**Written problem**
What follows is a set of entries. Repeat them exactly, but not their pictures.

**Records for this exercise**
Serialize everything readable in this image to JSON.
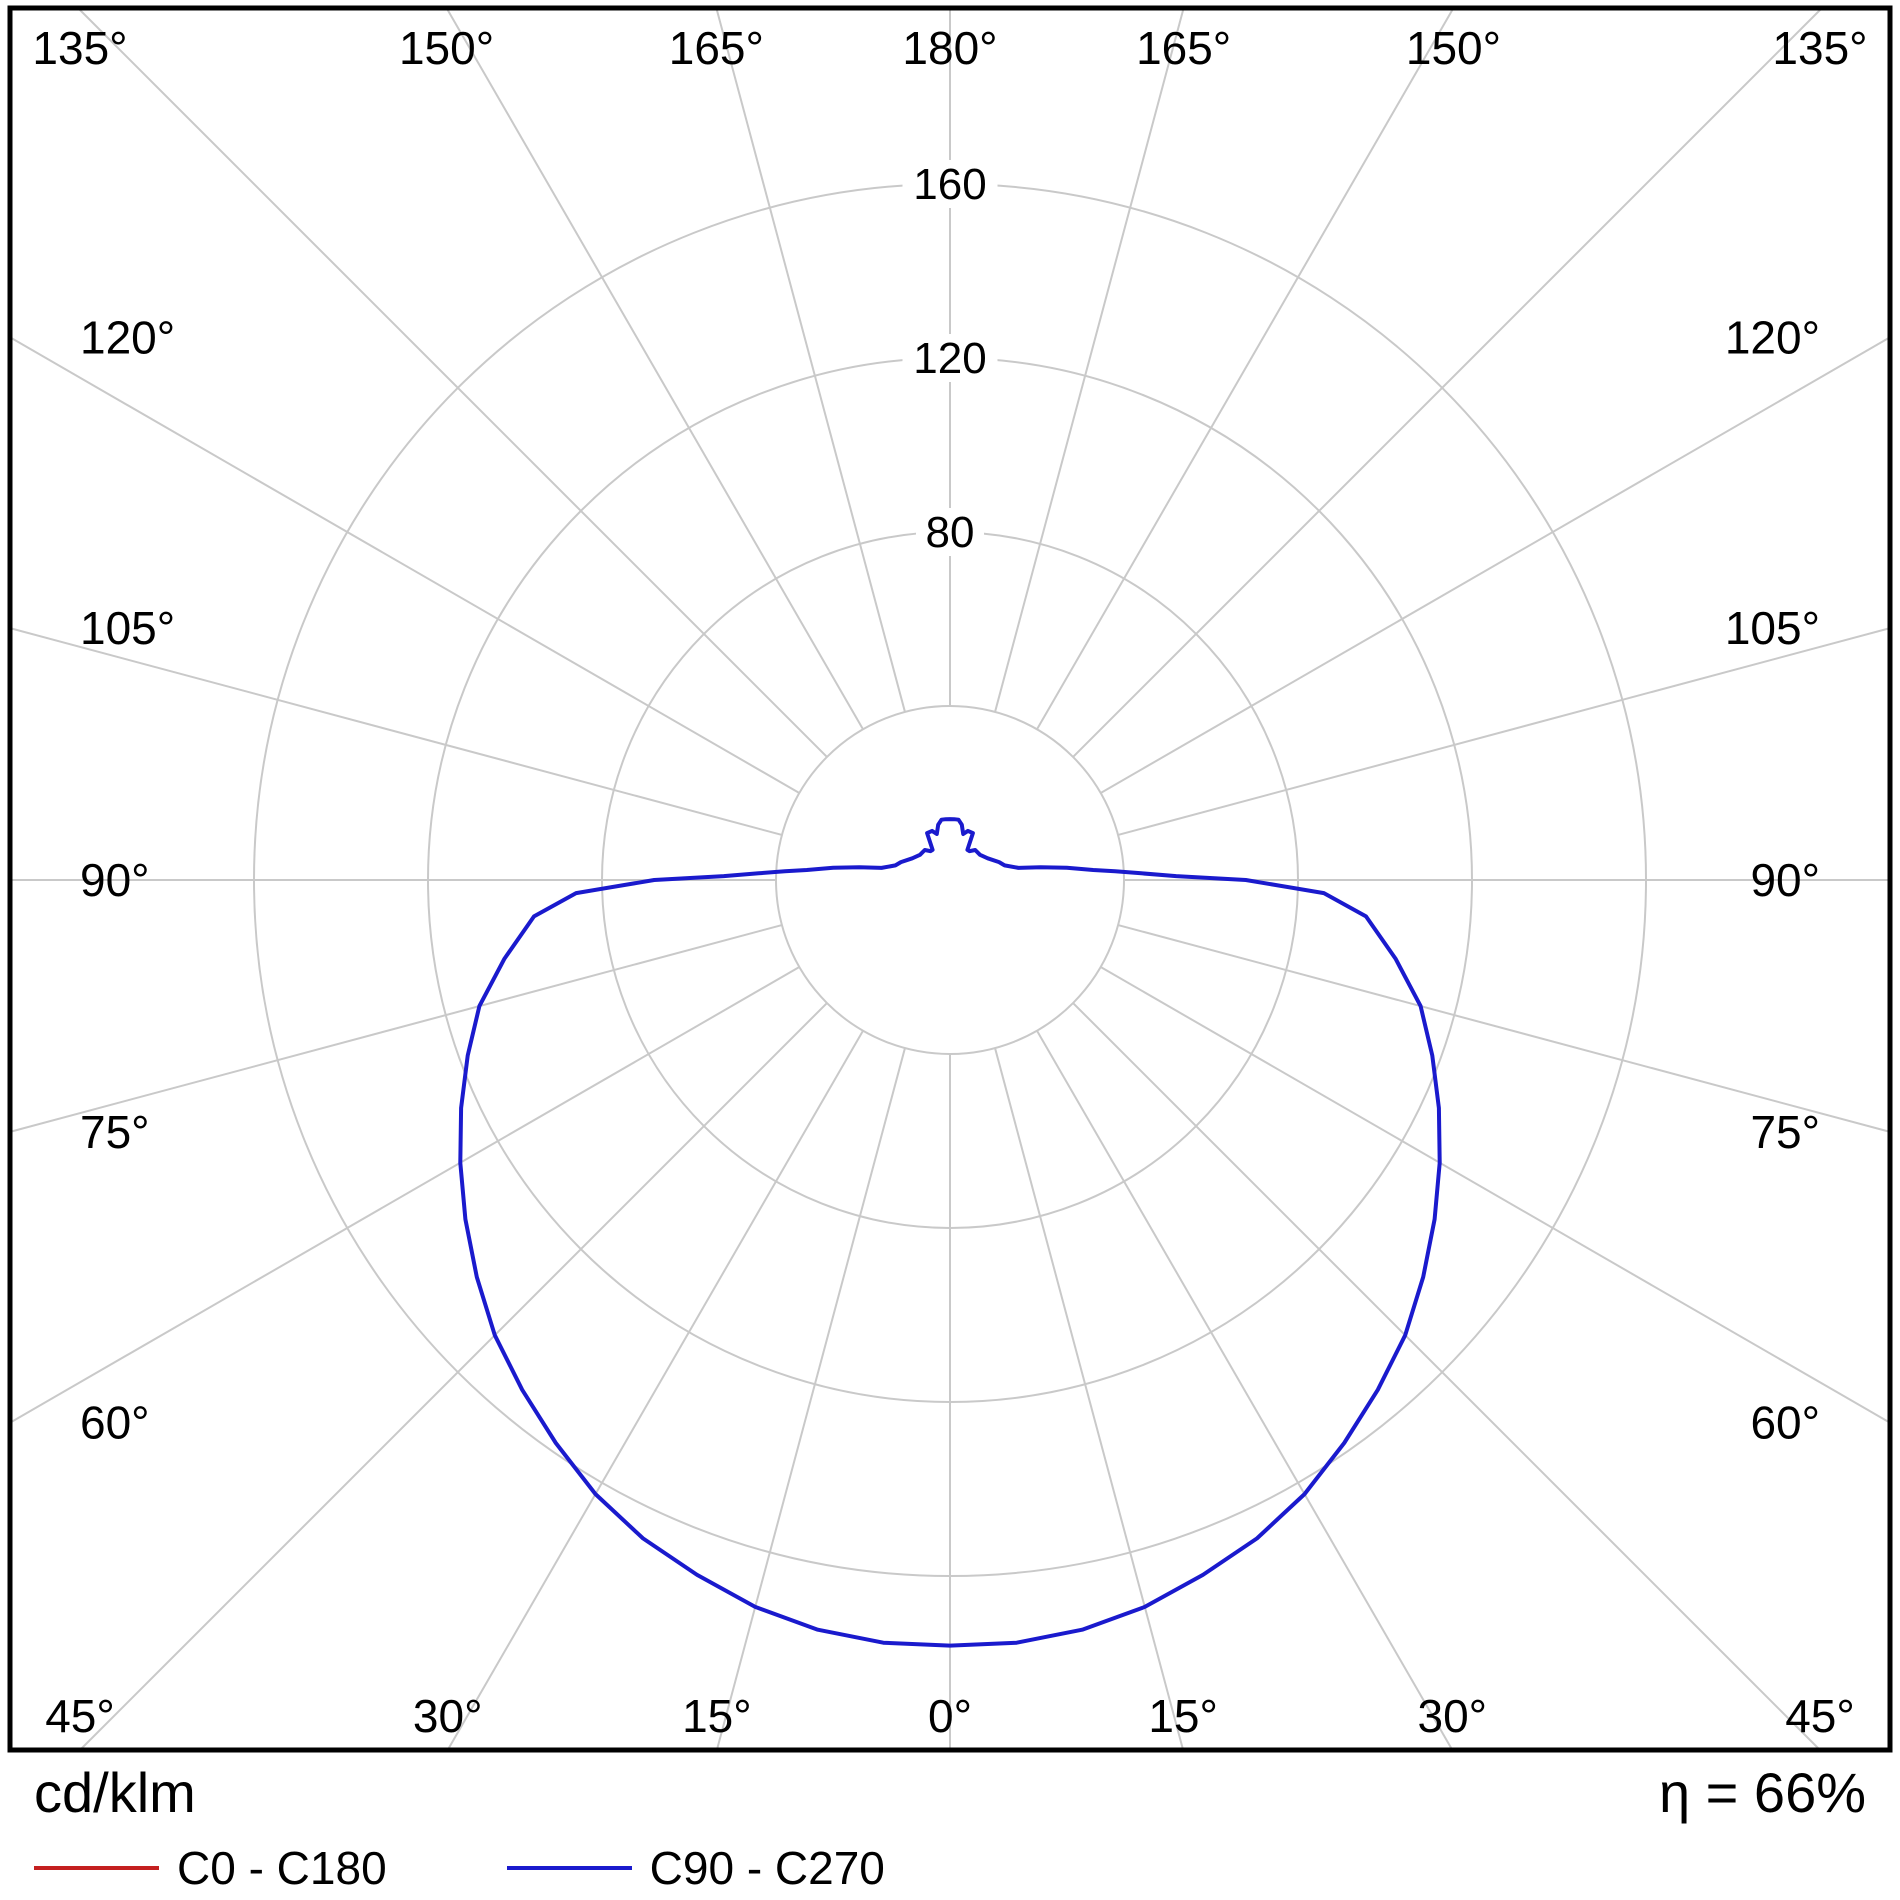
{
  "chart_data": {
    "type": "polar",
    "units_label": "cd/klm",
    "efficiency_label": "η = 66%",
    "angle_step_deg": 15,
    "angle_labels_deg": [
      0,
      15,
      30,
      45,
      60,
      75,
      90,
      105,
      120,
      135,
      150,
      165,
      180
    ],
    "angle_labels": [
      "0°",
      "15°",
      "30°",
      "45°",
      "60°",
      "75°",
      "90°",
      "105°",
      "120°",
      "135°",
      "150°",
      "165°",
      "180°"
    ],
    "radial_circles": [
      40,
      80,
      120,
      160
    ],
    "radial_axis_values": [
      80,
      120,
      160
    ],
    "radial_axis_labels": [
      "80",
      "120",
      "160"
    ],
    "radial_unit": "cd/klm",
    "grid_color": "#c9c9c9",
    "frame_color": "#000000",
    "series": [
      {
        "name": "C0 - C180",
        "color": "#c42020",
        "points": [
          [
            0,
            176
          ],
          [
            5,
            176
          ],
          [
            10,
            175
          ],
          [
            15,
            173
          ],
          [
            20,
            170
          ],
          [
            25,
            167
          ],
          [
            30,
            163
          ],
          [
            35,
            158
          ],
          [
            40,
            153
          ],
          [
            45,
            148
          ],
          [
            50,
            142
          ],
          [
            55,
            136
          ],
          [
            60,
            130
          ],
          [
            65,
            124
          ],
          [
            70,
            118
          ],
          [
            75,
            112
          ],
          [
            80,
            104
          ],
          [
            85,
            96
          ],
          [
            88,
            86
          ],
          [
            90,
            68
          ],
          [
            91,
            52
          ],
          [
            92,
            44
          ],
          [
            93,
            38
          ],
          [
            94,
            33
          ],
          [
            96,
            27
          ],
          [
            98,
            21
          ],
          [
            100,
            16
          ],
          [
            105,
            13
          ],
          [
            110,
            12
          ],
          [
            120,
            10
          ],
          [
            130,
            9
          ],
          [
            140,
            9
          ],
          [
            146,
            8
          ],
          [
            150,
            8
          ],
          [
            154,
            12
          ],
          [
            160,
            12
          ],
          [
            164,
            11
          ],
          [
            168,
            13
          ],
          [
            172,
            14
          ],
          [
            176,
            14
          ],
          [
            180,
            14
          ]
        ]
      },
      {
        "name": "C90 - C270",
        "color": "#1a1acd",
        "points": [
          [
            0,
            176
          ],
          [
            5,
            176
          ],
          [
            10,
            175
          ],
          [
            15,
            173
          ],
          [
            20,
            170
          ],
          [
            25,
            167
          ],
          [
            30,
            163
          ],
          [
            35,
            158
          ],
          [
            40,
            153
          ],
          [
            45,
            148
          ],
          [
            50,
            142
          ],
          [
            55,
            136
          ],
          [
            60,
            130
          ],
          [
            65,
            124
          ],
          [
            70,
            118
          ],
          [
            75,
            112
          ],
          [
            80,
            104
          ],
          [
            85,
            96
          ],
          [
            88,
            86
          ],
          [
            90,
            68
          ],
          [
            91,
            52
          ],
          [
            92,
            44
          ],
          [
            93,
            38
          ],
          [
            94,
            33
          ],
          [
            96,
            27
          ],
          [
            98,
            21
          ],
          [
            100,
            16
          ],
          [
            105,
            13
          ],
          [
            110,
            12
          ],
          [
            120,
            10
          ],
          [
            130,
            9
          ],
          [
            140,
            9
          ],
          [
            146,
            8
          ],
          [
            150,
            8
          ],
          [
            154,
            12
          ],
          [
            160,
            12
          ],
          [
            164,
            11
          ],
          [
            168,
            13
          ],
          [
            172,
            14
          ],
          [
            176,
            14
          ],
          [
            180,
            14
          ]
        ]
      }
    ],
    "legend": [
      {
        "label": "C0 - C180",
        "color": "#c42020"
      },
      {
        "label": "C90 - C270",
        "color": "#1a1acd"
      }
    ]
  }
}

**Written response**
Serialize everything readable in this image to JSON.
{
  "chart_data": {
    "type": "polar",
    "units_label": "cd/klm",
    "efficiency_label": "η = 66%",
    "angle_step_deg": 15,
    "angle_labels_deg": [
      0,
      15,
      30,
      45,
      60,
      75,
      90,
      105,
      120,
      135,
      150,
      165,
      180
    ],
    "angle_labels": [
      "0°",
      "15°",
      "30°",
      "45°",
      "60°",
      "75°",
      "90°",
      "105°",
      "120°",
      "135°",
      "150°",
      "165°",
      "180°"
    ],
    "radial_circles": [
      40,
      80,
      120,
      160
    ],
    "radial_axis_values": [
      80,
      120,
      160
    ],
    "radial_axis_labels": [
      "80",
      "120",
      "160"
    ],
    "radial_unit": "cd/klm",
    "grid_color": "#c9c9c9",
    "frame_color": "#000000",
    "series": [
      {
        "name": "C0 - C180",
        "color": "#c42020",
        "points": [
          [
            0,
            176
          ],
          [
            5,
            176
          ],
          [
            10,
            175
          ],
          [
            15,
            173
          ],
          [
            20,
            170
          ],
          [
            25,
            167
          ],
          [
            30,
            163
          ],
          [
            35,
            158
          ],
          [
            40,
            153
          ],
          [
            45,
            148
          ],
          [
            50,
            142
          ],
          [
            55,
            136
          ],
          [
            60,
            130
          ],
          [
            65,
            124
          ],
          [
            70,
            118
          ],
          [
            75,
            112
          ],
          [
            80,
            104
          ],
          [
            85,
            96
          ],
          [
            88,
            86
          ],
          [
            90,
            68
          ],
          [
            91,
            52
          ],
          [
            92,
            44
          ],
          [
            93,
            38
          ],
          [
            94,
            33
          ],
          [
            96,
            27
          ],
          [
            98,
            21
          ],
          [
            100,
            16
          ],
          [
            105,
            13
          ],
          [
            110,
            12
          ],
          [
            120,
            10
          ],
          [
            130,
            9
          ],
          [
            140,
            9
          ],
          [
            146,
            8
          ],
          [
            150,
            8
          ],
          [
            154,
            12
          ],
          [
            160,
            12
          ],
          [
            164,
            11
          ],
          [
            168,
            13
          ],
          [
            172,
            14
          ],
          [
            176,
            14
          ],
          [
            180,
            14
          ]
        ]
      },
      {
        "name": "C90 - C270",
        "color": "#1a1acd",
        "points": [
          [
            0,
            176
          ],
          [
            5,
            176
          ],
          [
            10,
            175
          ],
          [
            15,
            173
          ],
          [
            20,
            170
          ],
          [
            25,
            167
          ],
          [
            30,
            163
          ],
          [
            35,
            158
          ],
          [
            40,
            153
          ],
          [
            45,
            148
          ],
          [
            50,
            142
          ],
          [
            55,
            136
          ],
          [
            60,
            130
          ],
          [
            65,
            124
          ],
          [
            70,
            118
          ],
          [
            75,
            112
          ],
          [
            80,
            104
          ],
          [
            85,
            96
          ],
          [
            88,
            86
          ],
          [
            90,
            68
          ],
          [
            91,
            52
          ],
          [
            92,
            44
          ],
          [
            93,
            38
          ],
          [
            94,
            33
          ],
          [
            96,
            27
          ],
          [
            98,
            21
          ],
          [
            100,
            16
          ],
          [
            105,
            13
          ],
          [
            110,
            12
          ],
          [
            120,
            10
          ],
          [
            130,
            9
          ],
          [
            140,
            9
          ],
          [
            146,
            8
          ],
          [
            150,
            8
          ],
          [
            154,
            12
          ],
          [
            160,
            12
          ],
          [
            164,
            11
          ],
          [
            168,
            13
          ],
          [
            172,
            14
          ],
          [
            176,
            14
          ],
          [
            180,
            14
          ]
        ]
      }
    ],
    "legend": [
      {
        "label": "C0 - C180",
        "color": "#c42020"
      },
      {
        "label": "C90 - C270",
        "color": "#1a1acd"
      }
    ]
  }
}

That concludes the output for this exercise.